> **Records for this exercise**
******************************
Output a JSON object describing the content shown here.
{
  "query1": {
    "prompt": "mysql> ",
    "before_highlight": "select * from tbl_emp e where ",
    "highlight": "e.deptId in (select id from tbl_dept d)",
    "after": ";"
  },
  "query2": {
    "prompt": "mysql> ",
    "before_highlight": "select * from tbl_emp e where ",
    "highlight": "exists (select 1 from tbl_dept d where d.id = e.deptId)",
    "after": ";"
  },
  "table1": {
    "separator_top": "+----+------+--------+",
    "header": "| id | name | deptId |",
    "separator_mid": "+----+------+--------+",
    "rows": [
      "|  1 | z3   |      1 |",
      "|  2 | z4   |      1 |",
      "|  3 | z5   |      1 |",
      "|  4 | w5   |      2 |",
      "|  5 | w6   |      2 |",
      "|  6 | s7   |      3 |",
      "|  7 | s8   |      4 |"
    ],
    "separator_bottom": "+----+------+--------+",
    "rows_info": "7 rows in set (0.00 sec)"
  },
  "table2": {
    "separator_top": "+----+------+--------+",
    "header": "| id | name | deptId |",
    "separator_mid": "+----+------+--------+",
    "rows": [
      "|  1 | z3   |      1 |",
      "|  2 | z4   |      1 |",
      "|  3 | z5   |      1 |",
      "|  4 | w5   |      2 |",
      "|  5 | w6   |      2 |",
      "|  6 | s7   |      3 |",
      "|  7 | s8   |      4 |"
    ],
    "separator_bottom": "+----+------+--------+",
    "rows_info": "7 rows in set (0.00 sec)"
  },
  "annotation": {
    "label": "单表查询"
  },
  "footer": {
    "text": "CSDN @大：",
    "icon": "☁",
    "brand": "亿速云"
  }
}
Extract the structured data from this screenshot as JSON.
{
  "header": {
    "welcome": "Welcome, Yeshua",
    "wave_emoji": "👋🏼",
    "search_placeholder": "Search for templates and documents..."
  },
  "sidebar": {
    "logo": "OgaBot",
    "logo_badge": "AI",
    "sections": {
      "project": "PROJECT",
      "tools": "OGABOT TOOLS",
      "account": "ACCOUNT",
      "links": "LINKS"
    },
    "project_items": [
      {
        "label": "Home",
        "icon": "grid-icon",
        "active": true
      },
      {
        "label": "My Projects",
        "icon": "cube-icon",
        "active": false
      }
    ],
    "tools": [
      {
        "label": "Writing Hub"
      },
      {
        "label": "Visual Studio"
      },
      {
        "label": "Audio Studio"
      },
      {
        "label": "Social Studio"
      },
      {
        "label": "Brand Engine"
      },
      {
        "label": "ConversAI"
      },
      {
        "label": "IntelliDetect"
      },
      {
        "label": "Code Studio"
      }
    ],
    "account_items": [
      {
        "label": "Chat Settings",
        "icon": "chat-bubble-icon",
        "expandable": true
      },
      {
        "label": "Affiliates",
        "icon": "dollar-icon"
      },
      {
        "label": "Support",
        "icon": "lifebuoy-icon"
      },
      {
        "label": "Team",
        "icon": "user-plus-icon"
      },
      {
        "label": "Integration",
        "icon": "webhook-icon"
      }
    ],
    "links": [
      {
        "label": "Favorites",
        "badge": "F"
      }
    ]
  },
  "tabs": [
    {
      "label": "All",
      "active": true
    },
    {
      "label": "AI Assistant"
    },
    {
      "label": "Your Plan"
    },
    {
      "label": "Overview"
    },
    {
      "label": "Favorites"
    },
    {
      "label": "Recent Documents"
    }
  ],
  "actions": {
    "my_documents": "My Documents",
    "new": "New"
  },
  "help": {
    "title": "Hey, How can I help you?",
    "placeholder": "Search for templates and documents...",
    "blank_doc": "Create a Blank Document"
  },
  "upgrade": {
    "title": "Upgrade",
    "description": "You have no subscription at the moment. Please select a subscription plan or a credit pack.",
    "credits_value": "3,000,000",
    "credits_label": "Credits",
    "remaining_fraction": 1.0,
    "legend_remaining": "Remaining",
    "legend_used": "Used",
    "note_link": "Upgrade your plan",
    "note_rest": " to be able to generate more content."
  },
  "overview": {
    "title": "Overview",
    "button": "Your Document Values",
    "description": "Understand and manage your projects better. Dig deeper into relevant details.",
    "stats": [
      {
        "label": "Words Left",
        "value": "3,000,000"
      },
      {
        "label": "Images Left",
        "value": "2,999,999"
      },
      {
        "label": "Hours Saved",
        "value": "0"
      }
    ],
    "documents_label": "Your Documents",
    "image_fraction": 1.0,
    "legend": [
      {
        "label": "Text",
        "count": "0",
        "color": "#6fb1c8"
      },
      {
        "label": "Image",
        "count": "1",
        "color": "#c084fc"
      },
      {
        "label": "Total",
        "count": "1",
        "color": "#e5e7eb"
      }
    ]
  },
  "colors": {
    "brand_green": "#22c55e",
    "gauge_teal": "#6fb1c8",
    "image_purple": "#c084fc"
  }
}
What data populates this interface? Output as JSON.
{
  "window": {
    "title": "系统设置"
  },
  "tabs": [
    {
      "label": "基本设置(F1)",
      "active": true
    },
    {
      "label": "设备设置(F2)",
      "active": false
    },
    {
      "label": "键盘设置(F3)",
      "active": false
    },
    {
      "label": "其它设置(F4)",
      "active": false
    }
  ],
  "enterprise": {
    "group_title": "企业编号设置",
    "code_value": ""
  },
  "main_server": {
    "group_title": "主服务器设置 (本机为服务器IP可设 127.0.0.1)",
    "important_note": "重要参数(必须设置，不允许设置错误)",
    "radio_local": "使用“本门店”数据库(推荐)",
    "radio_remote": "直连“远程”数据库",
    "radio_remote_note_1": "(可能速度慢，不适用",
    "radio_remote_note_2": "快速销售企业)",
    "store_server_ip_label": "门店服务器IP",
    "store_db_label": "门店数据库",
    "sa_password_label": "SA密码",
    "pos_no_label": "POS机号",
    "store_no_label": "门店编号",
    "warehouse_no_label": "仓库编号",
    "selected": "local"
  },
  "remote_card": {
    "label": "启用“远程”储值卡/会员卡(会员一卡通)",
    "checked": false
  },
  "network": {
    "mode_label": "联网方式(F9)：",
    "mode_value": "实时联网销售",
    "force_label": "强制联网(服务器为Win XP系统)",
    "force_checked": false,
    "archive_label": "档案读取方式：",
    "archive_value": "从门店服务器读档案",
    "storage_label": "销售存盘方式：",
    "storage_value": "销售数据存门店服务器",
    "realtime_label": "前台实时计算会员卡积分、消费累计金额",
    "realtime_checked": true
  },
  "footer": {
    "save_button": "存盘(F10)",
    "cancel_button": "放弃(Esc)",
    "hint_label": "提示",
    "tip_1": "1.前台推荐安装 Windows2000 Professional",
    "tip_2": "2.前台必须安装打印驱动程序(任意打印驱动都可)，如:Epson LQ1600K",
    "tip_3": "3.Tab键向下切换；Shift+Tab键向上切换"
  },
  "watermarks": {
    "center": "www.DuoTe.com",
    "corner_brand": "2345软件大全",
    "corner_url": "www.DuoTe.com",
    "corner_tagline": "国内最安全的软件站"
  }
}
******************************
> **What you are asked to do**
Every entry should be printed again exactly as it stands.

> **Result for this exercise**
Output a JSON object describing the content shown here.
{
  "query1": {
    "prompt": "mysql> ",
    "before_highlight": "select * from tbl_emp e where ",
    "highlight": "e.deptId in (select id from tbl_dept d)",
    "after": ";"
  },
  "query2": {
    "prompt": "mysql> ",
    "before_highlight": "select * from tbl_emp e where ",
    "highlight": "exists (select 1 from tbl_dept d where d.id = e.deptId)",
    "after": ";"
  },
  "table1": {
    "separator_top": "+----+------+--------+",
    "header": "| id | name | deptId |",
    "separator_mid": "+----+------+--------+",
    "rows": [
      "|  1 | z3   |      1 |",
      "|  2 | z4   |      1 |",
      "|  3 | z5   |      1 |",
      "|  4 | w5   |      2 |",
      "|  5 | w6   |      2 |",
      "|  6 | s7   |      3 |",
      "|  7 | s8   |      4 |"
    ],
    "separator_bottom": "+----+------+--------+",
    "rows_info": "7 rows in set (0.00 sec)"
  },
  "table2": {
    "separator_top": "+----+------+--------+",
    "header": "| id | name | deptId |",
    "separator_mid": "+----+------+--------+",
    "rows": [
      "|  1 | z3   |      1 |",
      "|  2 | z4   |      1 |",
      "|  3 | z5   |      1 |",
      "|  4 | w5   |      2 |",
      "|  5 | w6   |      2 |",
      "|  6 | s7   |      3 |",
      "|  7 | s8   |      4 |"
    ],
    "separator_bottom": "+----+------+--------+",
    "rows_info": "7 rows in set (0.00 sec)"
  },
  "annotation": {
    "label": "单表查询"
  },
  "footer": {
    "text": "CSDN @大：",
    "icon": "☁",
    "brand": "亿速云"
  }
}
Extract the structured data from this screenshot as JSON.
{
  "header": {
    "welcome": "Welcome, Yeshua",
    "wave_emoji": "👋🏼",
    "search_placeholder": "Search for templates and documents..."
  },
  "sidebar": {
    "logo": "OgaBot",
    "logo_badge": "AI",
    "sections": {
      "project": "PROJECT",
      "tools": "OGABOT TOOLS",
      "account": "ACCOUNT",
      "links": "LINKS"
    },
    "project_items": [
      {
        "label": "Home",
        "icon": "grid-icon",
        "active": true
      },
      {
        "label": "My Projects",
        "icon": "cube-icon",
        "active": false
      }
    ],
    "tools": [
      {
        "label": "Writing Hub"
      },
      {
        "label": "Visual Studio"
      },
      {
        "label": "Audio Studio"
      },
      {
        "label": "Social Studio"
      },
      {
        "label": "Brand Engine"
      },
      {
        "label": "ConversAI"
      },
      {
        "label": "IntelliDetect"
      },
      {
        "label": "Code Studio"
      }
    ],
    "account_items": [
      {
        "label": "Chat Settings",
        "icon": "chat-bubble-icon",
        "expandable": true
      },
      {
        "label": "Affiliates",
        "icon": "dollar-icon"
      },
      {
        "label": "Support",
        "icon": "lifebuoy-icon"
      },
      {
        "label": "Team",
        "icon": "user-plus-icon"
      },
      {
        "label": "Integration",
        "icon": "webhook-icon"
      }
    ],
    "links": [
      {
        "label": "Favorites",
        "badge": "F"
      }
    ]
  },
  "tabs": [
    {
      "label": "All",
      "active": true
    },
    {
      "label": "AI Assistant"
    },
    {
      "label": "Your Plan"
    },
    {
      "label": "Overview"
    },
    {
      "label": "Favorites"
    },
    {
      "label": "Recent Documents"
    }
  ],
  "actions": {
    "my_documents": "My Documents",
    "new": "New"
  },
  "help": {
    "title": "Hey, How can I help you?",
    "placeholder": "Search for templates and documents...",
    "blank_doc": "Create a Blank Document"
  },
  "upgrade": {
    "title": "Upgrade",
    "description": "You have no subscription at the moment. Please select a subscription plan or a credit pack.",
    "credits_value": "3,000,000",
    "credits_label": "Credits",
    "remaining_fraction": 1.0,
    "legend_remaining": "Remaining",
    "legend_used": "Used",
    "note_link": "Upgrade your plan",
    "note_rest": " to be able to generate more content."
  },
  "overview": {
    "title": "Overview",
    "button": "Your Document Values",
    "description": "Understand and manage your projects better. Dig deeper into relevant details.",
    "stats": [
      {
        "label": "Words Left",
        "value": "3,000,000"
      },
      {
        "label": "Images Left",
        "value": "2,999,999"
      },
      {
        "label": "Hours Saved",
        "value": "0"
      }
    ],
    "documents_label": "Your Documents",
    "image_fraction": 1.0,
    "legend": [
      {
        "label": "Text",
        "count": "0",
        "color": "#6fb1c8"
      },
      {
        "label": "Image",
        "count": "1",
        "color": "#c084fc"
      },
      {
        "label": "Total",
        "count": "1",
        "color": "#e5e7eb"
      }
    ]
  },
  "colors": {
    "brand_green": "#22c55e",
    "gauge_teal": "#6fb1c8",
    "image_purple": "#c084fc"
  }
}
What data populates this interface? Output as JSON.
{
  "window": {
    "title": "系统设置"
  },
  "tabs": [
    {
      "label": "基本设置(F1)",
      "active": true
    },
    {
      "label": "设备设置(F2)",
      "active": false
    },
    {
      "label": "键盘设置(F3)",
      "active": false
    },
    {
      "label": "其它设置(F4)",
      "active": false
    }
  ],
  "enterprise": {
    "group_title": "企业编号设置",
    "code_value": ""
  },
  "main_server": {
    "group_title": "主服务器设置 (本机为服务器IP可设 127.0.0.1)",
    "important_note": "重要参数(必须设置，不允许设置错误)",
    "radio_local": "使用“本门店”数据库(推荐)",
    "radio_remote": "直连“远程”数据库",
    "radio_remote_note_1": "(可能速度慢，不适用",
    "radio_remote_note_2": "快速销售企业)",
    "store_server_ip_label": "门店服务器IP",
    "store_db_label": "门店数据库",
    "sa_password_label": "SA密码",
    "pos_no_label": "POS机号",
    "store_no_label": "门店编号",
    "warehouse_no_label": "仓库编号",
    "selected": "local"
  },
  "remote_card": {
    "label": "启用“远程”储值卡/会员卡(会员一卡通)",
    "checked": false
  },
  "network": {
    "mode_label": "联网方式(F9)：",
    "mode_value": "实时联网销售",
    "force_label": "强制联网(服务器为Win XP系统)",
    "force_checked": false,
    "archive_label": "档案读取方式：",
    "archive_value": "从门店服务器读档案",
    "storage_label": "销售存盘方式：",
    "storage_value": "销售数据存门店服务器",
    "realtime_label": "前台实时计算会员卡积分、消费累计金额",
    "realtime_checked": true
  },
  "footer": {
    "save_button": "存盘(F10)",
    "cancel_button": "放弃(Esc)",
    "hint_label": "提示",
    "tip_1": "1.前台推荐安装 Windows2000 Professional",
    "tip_2": "2.前台必须安装打印驱动程序(任意打印驱动都可)，如:Epson LQ1600K",
    "tip_3": "3.Tab键向下切换；Shift+Tab键向上切换"
  },
  "watermarks": {
    "center": "www.DuoTe.com",
    "corner_brand": "2345软件大全",
    "corner_url": "www.DuoTe.com",
    "corner_tagline": "国内最安全的软件站"
  }
}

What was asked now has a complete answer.